Records for the task:
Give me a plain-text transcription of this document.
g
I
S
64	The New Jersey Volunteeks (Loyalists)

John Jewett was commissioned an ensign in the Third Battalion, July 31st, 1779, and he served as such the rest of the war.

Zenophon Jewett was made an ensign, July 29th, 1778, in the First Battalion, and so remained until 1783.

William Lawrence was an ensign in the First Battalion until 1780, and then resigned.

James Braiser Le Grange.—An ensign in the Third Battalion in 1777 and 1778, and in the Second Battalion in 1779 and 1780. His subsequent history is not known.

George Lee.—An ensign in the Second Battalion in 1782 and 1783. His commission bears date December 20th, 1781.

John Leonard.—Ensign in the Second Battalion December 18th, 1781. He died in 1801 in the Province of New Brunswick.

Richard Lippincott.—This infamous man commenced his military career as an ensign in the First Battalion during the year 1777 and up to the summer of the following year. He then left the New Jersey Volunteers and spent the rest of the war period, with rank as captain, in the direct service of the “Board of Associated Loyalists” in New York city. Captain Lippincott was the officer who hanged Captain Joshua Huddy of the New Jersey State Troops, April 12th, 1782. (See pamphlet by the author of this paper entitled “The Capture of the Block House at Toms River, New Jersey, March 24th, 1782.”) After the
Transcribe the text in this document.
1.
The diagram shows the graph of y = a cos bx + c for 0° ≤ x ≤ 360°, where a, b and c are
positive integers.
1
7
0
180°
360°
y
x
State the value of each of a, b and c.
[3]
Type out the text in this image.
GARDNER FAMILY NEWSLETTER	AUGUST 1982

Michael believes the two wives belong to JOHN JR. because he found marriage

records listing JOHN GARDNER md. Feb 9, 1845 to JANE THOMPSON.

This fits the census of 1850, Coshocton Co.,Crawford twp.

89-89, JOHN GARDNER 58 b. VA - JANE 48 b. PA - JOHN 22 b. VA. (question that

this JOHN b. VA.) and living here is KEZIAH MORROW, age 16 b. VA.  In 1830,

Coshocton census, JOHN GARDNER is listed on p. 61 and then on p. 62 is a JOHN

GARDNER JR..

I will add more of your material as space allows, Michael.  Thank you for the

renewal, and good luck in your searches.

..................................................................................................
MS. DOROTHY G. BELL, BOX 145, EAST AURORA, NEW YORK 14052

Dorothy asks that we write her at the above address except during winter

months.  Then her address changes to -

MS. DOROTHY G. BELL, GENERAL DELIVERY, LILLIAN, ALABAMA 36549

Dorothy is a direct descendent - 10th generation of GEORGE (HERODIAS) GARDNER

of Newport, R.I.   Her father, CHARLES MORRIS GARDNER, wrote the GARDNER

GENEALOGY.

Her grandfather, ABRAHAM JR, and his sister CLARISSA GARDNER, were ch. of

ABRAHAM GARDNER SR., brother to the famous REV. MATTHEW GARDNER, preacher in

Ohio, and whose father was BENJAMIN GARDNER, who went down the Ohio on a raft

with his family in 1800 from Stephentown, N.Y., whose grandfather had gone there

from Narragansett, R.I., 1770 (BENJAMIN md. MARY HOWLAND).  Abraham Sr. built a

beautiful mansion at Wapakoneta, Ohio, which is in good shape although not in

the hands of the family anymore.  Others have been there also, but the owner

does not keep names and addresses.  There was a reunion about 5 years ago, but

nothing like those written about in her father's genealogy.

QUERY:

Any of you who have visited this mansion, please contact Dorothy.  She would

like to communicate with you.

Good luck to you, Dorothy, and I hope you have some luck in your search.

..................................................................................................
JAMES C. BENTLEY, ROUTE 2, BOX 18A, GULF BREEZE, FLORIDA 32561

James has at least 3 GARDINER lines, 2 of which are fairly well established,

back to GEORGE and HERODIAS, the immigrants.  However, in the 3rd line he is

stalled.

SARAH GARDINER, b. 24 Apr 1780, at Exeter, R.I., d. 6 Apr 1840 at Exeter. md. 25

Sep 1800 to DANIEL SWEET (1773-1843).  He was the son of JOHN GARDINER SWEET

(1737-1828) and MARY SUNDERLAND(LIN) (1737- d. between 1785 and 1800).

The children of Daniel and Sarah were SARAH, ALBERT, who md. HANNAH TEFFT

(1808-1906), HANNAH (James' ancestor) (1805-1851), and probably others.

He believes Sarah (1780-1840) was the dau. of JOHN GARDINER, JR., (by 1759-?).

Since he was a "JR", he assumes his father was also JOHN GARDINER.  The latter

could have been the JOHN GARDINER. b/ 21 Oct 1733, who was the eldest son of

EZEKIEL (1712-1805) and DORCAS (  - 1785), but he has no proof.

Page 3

Direction:
How many lines in the records above contain the word "were"? Give only the number.

The reply:
2